[begin Exercise data]

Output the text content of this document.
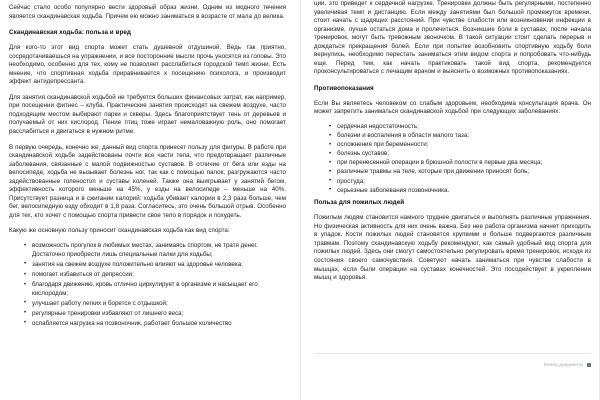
Сейчас стало особо популярно вести здоровый образ жизни. Одним из модного течения является скандинавская ходьба. Причем ею можно заниматься в возрасте от мала до велика.

Скандинавская ходьба: польза и вред

Для кого-то этот вид спорта может стать душевной отдушиной. Ведь так приятно, сосредотачиваешься на упражнении, и все посторонние мысли прочь уносятся из головы. Это необходимо, особенно для тех, кому не позволяет расслабиться городской темп жизни. Есть мнение, что спортивная ходьба приравнивается к посещению психолога, и производит эффект антидепрессанта.

Для занятия скандинавской ходьбой не требуется больших финансовых затрат, как например, при посещении фитнес – клуба. Практические занятия происходят на свежем воздухе, часто подходящим местом выбирают парки и скверы. Здесь благоприятствует тень от деревьев и получаемый от них кислород. Пение птиц тоже играет немаловажную роль, оно помогает расслабиться и двигаться в нужном ритме.

В первую очередь, конечно же, данный вид спорта принесет пользу для фигуры. В работе при скандинавской ходьбе задействованы почти все части тела, что предотвращает различные заболевания, связанные с малой подвижностью суставов. В отличие от бега или езды на велосипеде, ходьба не вызывает болезнь ног, так как с помощью палок, разгружаются часто задействованные голеностоп и суставы коленей. Также она выигрывает у занятий бегом, эффективность которого меньше на 45%, у езды на велосипеде – меньше на 40%. Присутствует разница и в сжигании калорий: ходьба убивает калории в 2,3 раза больше, чем бег, велосипедную езду обходит в 1,8 раза. Согласитесь, это очень большой отрыв. Особенно для тех, кто хочет с помощью спорта привести свое тело в порядок и похудеть.

Какую же основную пользу приносит скандинавская ходьба как вид спорта:

• возможность прогулок в любимых местах, занимаясь спортом, не тратя денег. Достаточно приобрести лишь специальные палки для ходьбы;
• занятия на свежем воздухе положительно влияют на здоровье человека;
• помогает избавиться от депрессии;
• благодаря движению, кровь отлично циркулирует в организме и насыщает его кислородом;
• улучшает работу легких и борется с отдышкой;
• регулярные тренировки избавляют от лишнего веса;
• ослабляется нагрузка на позвоночник, работает большое количество

ции, это приведет к сердечной нагрузке. Тренировки должны быть регулярными, постепенно увеличивая темп и дистанцию. Если между занятиями был большой промежуток времени, стоит начать с щадящих расстояний. При чувстве слабости или возникновении инфекции в организме, лучше остаться дома и пролечиться. Возникшие боли в суставах, после начала тренировок, могут быть тревожным звоночком. В такой ситуации стоит сделать перерыв и дождаться прекращения болей. Если при попытке возобновить спортивную ходьбу боли вернулись, необходимо перестать заниматься этим видом спорта и попробовать что-нибудь еще. Перед тем, как начать практиковать такой вид спорта, рекомендуется проконсультироваться с лечащим врачом и выяснить о возможных противопоказаниях.

Противопоказания

Если Вы являетесь человеком со слабым здоровьем, необходима консультация врача. Он может запретить заниматься скандинавской ходьбой при следующих заболеваниях:

• сердечная недостаточность;
• болезни и воспаления в области малого таза;
• осложнения при беременности;
• болезнь суставов;
• при перенесенной операции в брюшной полости в первые два месяца;
• различные травмы на теле, которые при движении приносят боль;
• простуда;
• серьезные заболевания позвоночника.
Польза для пожилых людей

Пожилым людям становится намного труднее двигаться и выполнять различные упражнения. Но физическая активность для них очень важна. Без нее работа организма начнет приходить в упадок. Кости пожилых людей становятся хрупкими и больше подвергаются различным травмам. Поэтому скандинавскую ходьбу рекомендуют, как самый удобный вид спорта для пожилых людей. Здесь они смогут самостоятельно регулировать время тренировок, исходя из состояния своего самочувствия. Советуют начать заниматься при чувстве слабости в мышцах, если были операции на суставах конечностей. Это посодействует в укреплении мышц и здоровья.

Конец документа
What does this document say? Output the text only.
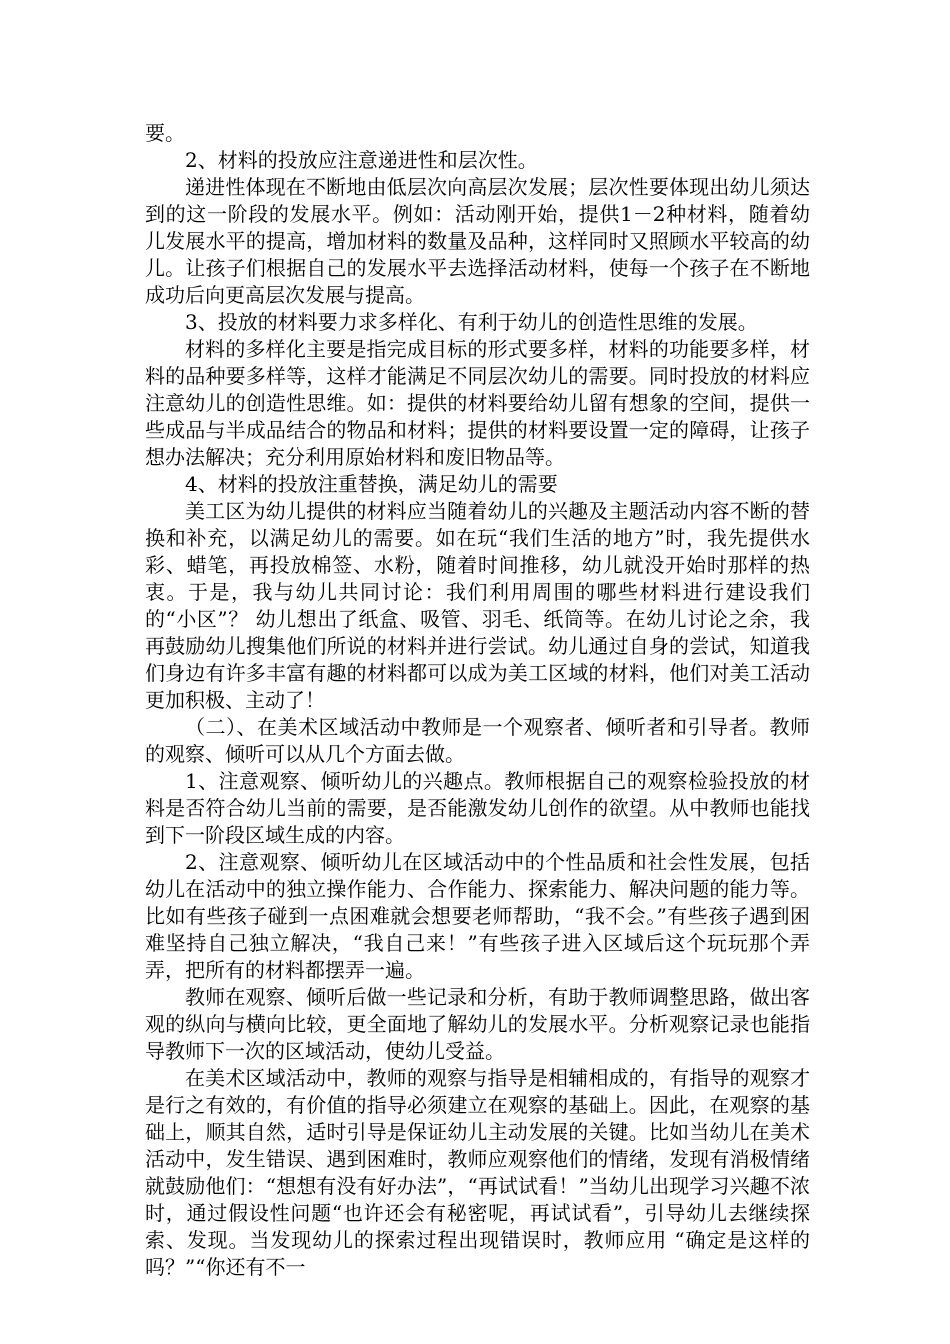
要。

2、材料的投放应注意递进性和层次性。

递进性体现在不断地由低层次向高层次发展；层次性要体现出幼儿须达到的这一阶段的发展水平。例如：活动刚开始，提供1－2种材料，随着幼儿发展水平的提高，增加材料的数量及品种，这样同时又照顾水平较高的幼儿。让孩子们根据自己的发展水平去选择活动材料，使每一个孩子在不断地成功后向更高层次发展与提高。

3、投放的材料要力求多样化、有利于幼儿的创造性思维的发展。

材料的多样化主要是指完成目标的形式要多样，材料的功能要多样，材料的品种要多样等，这样才能满足不同层次幼儿的需要。同时投放的材料应注意幼儿的创造性思维。如：提供的材料要给幼儿留有想象的空间，提供一些成品与半成品结合的物品和材料；提供的材料要设置一定的障碍，让孩子想办法解决；充分利用原始材料和废旧物品等。

4、材料的投放注重替换，满足幼儿的需要

美工区为幼儿提供的材料应当随着幼儿的兴趣及主题活动内容不断的替换和补充，以满足幼儿的需要。如在玩“我们生活的地方”时，我先提供水彩、蜡笔，再投放棉签、水粉，随着时间推移，幼儿就没开始时那样的热衷。于是，我与幼儿共同讨论：我们利用周围的哪些材料进行建设我们的“小区”？ 幼儿想出了纸盒、吸管、羽毛、纸筒等。在幼儿讨论之余，我再鼓励幼儿搜集他们所说的材料并进行尝试。幼儿通过自身的尝试，知道我们身边有许多丰富有趣的材料都可以成为美工区域的材料，他们对美工活动更加积极、主动了！

（二）、在美术区域活动中教师是一个观察者、倾听者和引导者。教师的观察、倾听可以从几个方面去做。

1、注意观察、倾听幼儿的兴趣点。教师根据自己的观察检验投放的材料是否符合幼儿当前的需要，是否能激发幼儿创作的欲望。从中教师也能找到下一阶段区域生成的内容。

2、注意观察、倾听幼儿在区域活动中的个性品质和社会性发展，包括幼儿在活动中的独立操作能力、合作能力、探索能力、解决问题的能力等。比如有些孩子碰到一点困难就会想要老师帮助，“我不会。”有些孩子遇到困难坚持自己独立解决，“我自己来！”有些孩子进入区域后这个玩玩那个弄弄，把所有的材料都摆弄一遍。

教师在观察、倾听后做一些记录和分析，有助于教师调整思路，做出客观的纵向与横向比较，更全面地了解幼儿的发展水平。分析观察记录也能指导教师下一次的区域活动，使幼儿受益。

在美术区域活动中，教师的观察与指导是相辅相成的，有指导的观察才是行之有效的，有价值的指导必须建立在观察的基础上。因此，在观察的基础上，顺其自然，适时引导是保证幼儿主动发展的关键。比如当幼儿在美术活动中，发生错误、遇到困难时，教师应观察他们的情绪，发现有消极情绪就鼓励他们：“想想有没有好办法”，“再试试看！”当幼儿出现学习兴趣不浓时，通过假设性问题“也许还会有秘密呢，再试试看”，引导幼儿去继续探索、发现。当发现幼儿的探索过程出现错误时，教师应用 “确定是这样的吗？”“你还有不一
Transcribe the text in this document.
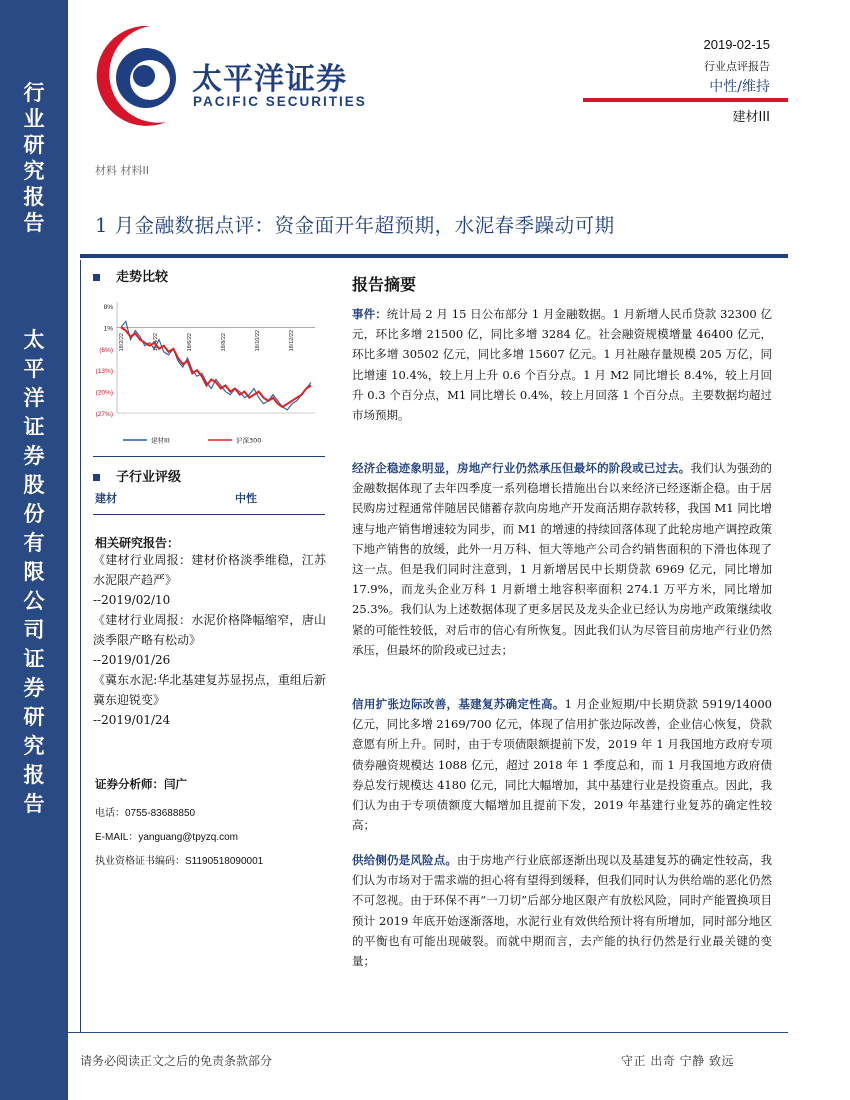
行
业
研
究
报
告
太
平
洋
证
券
股
份
有
限
公
司
证
券
研
究
报
告
太平洋证券
PACIFIC SECURITIES
2019-02-15
行业点评报告
中性/维持
建材III
材料 材料II
1 月金融数据点评：资金面开年超预期，水泥春季躁动可期
走势比较
8%
1%
(6%)
(13%)
(20%)
(27%)
18/2/22	18/4/22	18/6/22	18/8/22	18/10/22	18/12/22
建材III	沪深300
子行业评级
建材	中性
相关研究报告：

《建材行业周报：建材价格淡季维稳，江苏水泥限产趋严》

--2019/02/10

《建材行业周报：水泥价格降幅缩窄，唐山淡季限产略有松动》

--2019/01/26

《冀东水泥:华北基建复苏显拐点，重组后新冀东迎锐变》

--2019/01/24

证券分析师：闫广
电话：0755-83688850
E-MAIL：yanguang@tpyzq.com
执业资格证书编码：S1190518090001
报告摘要

事件：统计局 2 月 15 日公布部分 1 月金融数据。1 月新增人民币贷款 32300 亿元，环比多增 21500 亿，同比多增 3284 亿。社会融资规模增量 46400 亿元，环比多增 30502 亿元，同比多增 15607 亿元。1 月社融存量规模 205 万亿，同比增速 10.4%，较上月上升 0.6 个百分点。1 月 M2 同比增长 8.4%，较上月回升 0.3 个百分点，M1 同比增长 0.4%，较上月回落 1 个百分点。主要数据均超过市场预期。

经济企稳迹象明显，房地产行业仍然承压但最坏的阶段或已过去。我们认为强劲的金融数据体现了去年四季度一系列稳增长措施出台以来经济已经逐渐企稳。由于居民购房过程通常伴随居民储蓄存款向房地产开发商活期存款转移，我国 M1 同比增速与地产销售增速较为同步，而 M1 的增速的持续回落体现了此轮房地产调控政策下地产销售的放缓，此外一月万科、恒大等地产公司合约销售面积的下滑也体现了这一点。但是我们同时注意到，1 月新增居民中长期贷款 6969 亿元，同比增加 17.9%，而龙头企业万科 1 月新增土地容积率面积 274.1 万平方米，同比增加 25.3%。我们认为上述数据体现了更多居民及龙头企业已经认为房地产政策继续收紧的可能性较低，对后市的信心有所恢复。因此我们认为尽管目前房地产行业仍然承压，但最坏的阶段或已过去；

信用扩张边际改善，基建复苏确定性高。1 月企业短期/中长期贷款 5919/14000 亿元，同比多增 2169/700 亿元，体现了信用扩张边际改善，企业信心恢复，贷款意愿有所上升。同时，由于专项债限额提前下发，2019 年 1 月我国地方政府专项债券融资规模达 1088 亿元，超过 2018 年 1 季度总和，而 1 月我国地方政府债券总发行规模达 4180 亿元，同比大幅增加，其中基建行业是投资重点。因此，我们认为由于专项债额度大幅增加且提前下发，2019 年基建行业复苏的确定性较高；

供给侧仍是风险点。由于房地产行业底部逐渐出现以及基建复苏的确定性较高，我们认为市场对于需求端的担心将有望得到缓释，但我们同时认为供给端的恶化仍然不可忽视。由于环保不再“一刀切”后部分地区限产有放松风险，同时产能置换项目预计 2019 年底开始逐渐落地，水泥行业有效供给预计将有所增加，同时部分地区的平衡也有可能出现破裂。而就中期而言，去产能的执行仍然是行业最关键的变量；

请务必阅读正文之后的免责条款部分	守正 出奇 宁静 致远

[end Exercise data]

* [Instructions to follow]: Consider the entries above and return each line with the string "свежем".

* [Solved exercise]:
Для занятия скандинавской ходьбой не требуется больших финансовых затрат, как например, при посещении фитнес – клуба. Практические занятия происходят на свежем воздухе, часто подходящим местом выбирают парки и скверы. Здесь благоприятствует тень от деревьев и получаемый от них кислород. Пение птиц тоже играет немаловажную роль, оно помогает расслабиться и двигаться в нужном ритме.
• занятия на свежем воздухе положительно влияют на здоровье человека;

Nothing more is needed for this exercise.